• EXERCISE INPUT:
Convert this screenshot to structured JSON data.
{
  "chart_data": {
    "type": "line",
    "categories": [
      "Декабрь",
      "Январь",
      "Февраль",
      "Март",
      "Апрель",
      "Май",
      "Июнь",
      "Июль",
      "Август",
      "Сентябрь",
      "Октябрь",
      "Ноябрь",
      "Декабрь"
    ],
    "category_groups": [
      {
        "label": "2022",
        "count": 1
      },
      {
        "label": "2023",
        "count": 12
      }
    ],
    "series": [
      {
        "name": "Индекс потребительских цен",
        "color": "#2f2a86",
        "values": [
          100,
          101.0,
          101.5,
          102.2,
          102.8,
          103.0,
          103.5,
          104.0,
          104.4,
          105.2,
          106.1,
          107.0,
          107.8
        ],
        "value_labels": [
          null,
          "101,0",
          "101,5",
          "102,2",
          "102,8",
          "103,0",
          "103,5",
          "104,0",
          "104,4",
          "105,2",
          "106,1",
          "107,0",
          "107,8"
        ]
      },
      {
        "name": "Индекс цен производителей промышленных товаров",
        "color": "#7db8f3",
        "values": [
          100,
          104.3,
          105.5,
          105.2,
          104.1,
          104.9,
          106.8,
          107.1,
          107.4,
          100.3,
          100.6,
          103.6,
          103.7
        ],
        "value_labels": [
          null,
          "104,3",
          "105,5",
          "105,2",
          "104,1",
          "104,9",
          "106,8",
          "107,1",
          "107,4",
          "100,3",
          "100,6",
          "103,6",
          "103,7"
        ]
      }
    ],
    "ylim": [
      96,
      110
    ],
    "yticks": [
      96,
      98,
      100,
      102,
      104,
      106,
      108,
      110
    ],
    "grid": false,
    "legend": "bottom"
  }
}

• THE REQUEST: Restate the listing above word for word.

• OUTPUT OF THE TASK:
Convert this screenshot to structured JSON data.
{
  "chart_data": {
    "type": "line",
    "categories": [
      "Декабрь",
      "Январь",
      "Февраль",
      "Март",
      "Апрель",
      "Май",
      "Июнь",
      "Июль",
      "Август",
      "Сентябрь",
      "Октябрь",
      "Ноябрь",
      "Декабрь"
    ],
    "category_groups": [
      {
        "label": "2022",
        "count": 1
      },
      {
        "label": "2023",
        "count": 12
      }
    ],
    "series": [
      {
        "name": "Индекс потребительских цен",
        "color": "#2f2a86",
        "values": [
          100,
          101.0,
          101.5,
          102.2,
          102.8,
          103.0,
          103.5,
          104.0,
          104.4,
          105.2,
          106.1,
          107.0,
          107.8
        ],
        "value_labels": [
          null,
          "101,0",
          "101,5",
          "102,2",
          "102,8",
          "103,0",
          "103,5",
          "104,0",
          "104,4",
          "105,2",
          "106,1",
          "107,0",
          "107,8"
        ]
      },
      {
        "name": "Индекс цен производителей промышленных товаров",
        "color": "#7db8f3",
        "values": [
          100,
          104.3,
          105.5,
          105.2,
          104.1,
          104.9,
          106.8,
          107.1,
          107.4,
          100.3,
          100.6,
          103.6,
          103.7
        ],
        "value_labels": [
          null,
          "104,3",
          "105,5",
          "105,2",
          "104,1",
          "104,9",
          "106,8",
          "107,1",
          "107,4",
          "100,3",
          "100,6",
          "103,6",
          "103,7"
        ]
      }
    ],
    "ylim": [
      96,
      110
    ],
    "yticks": [
      96,
      98,
      100,
      102,
      104,
      106,
      108,
      110
    ],
    "grid": false,
    "legend": "bottom"
  }
}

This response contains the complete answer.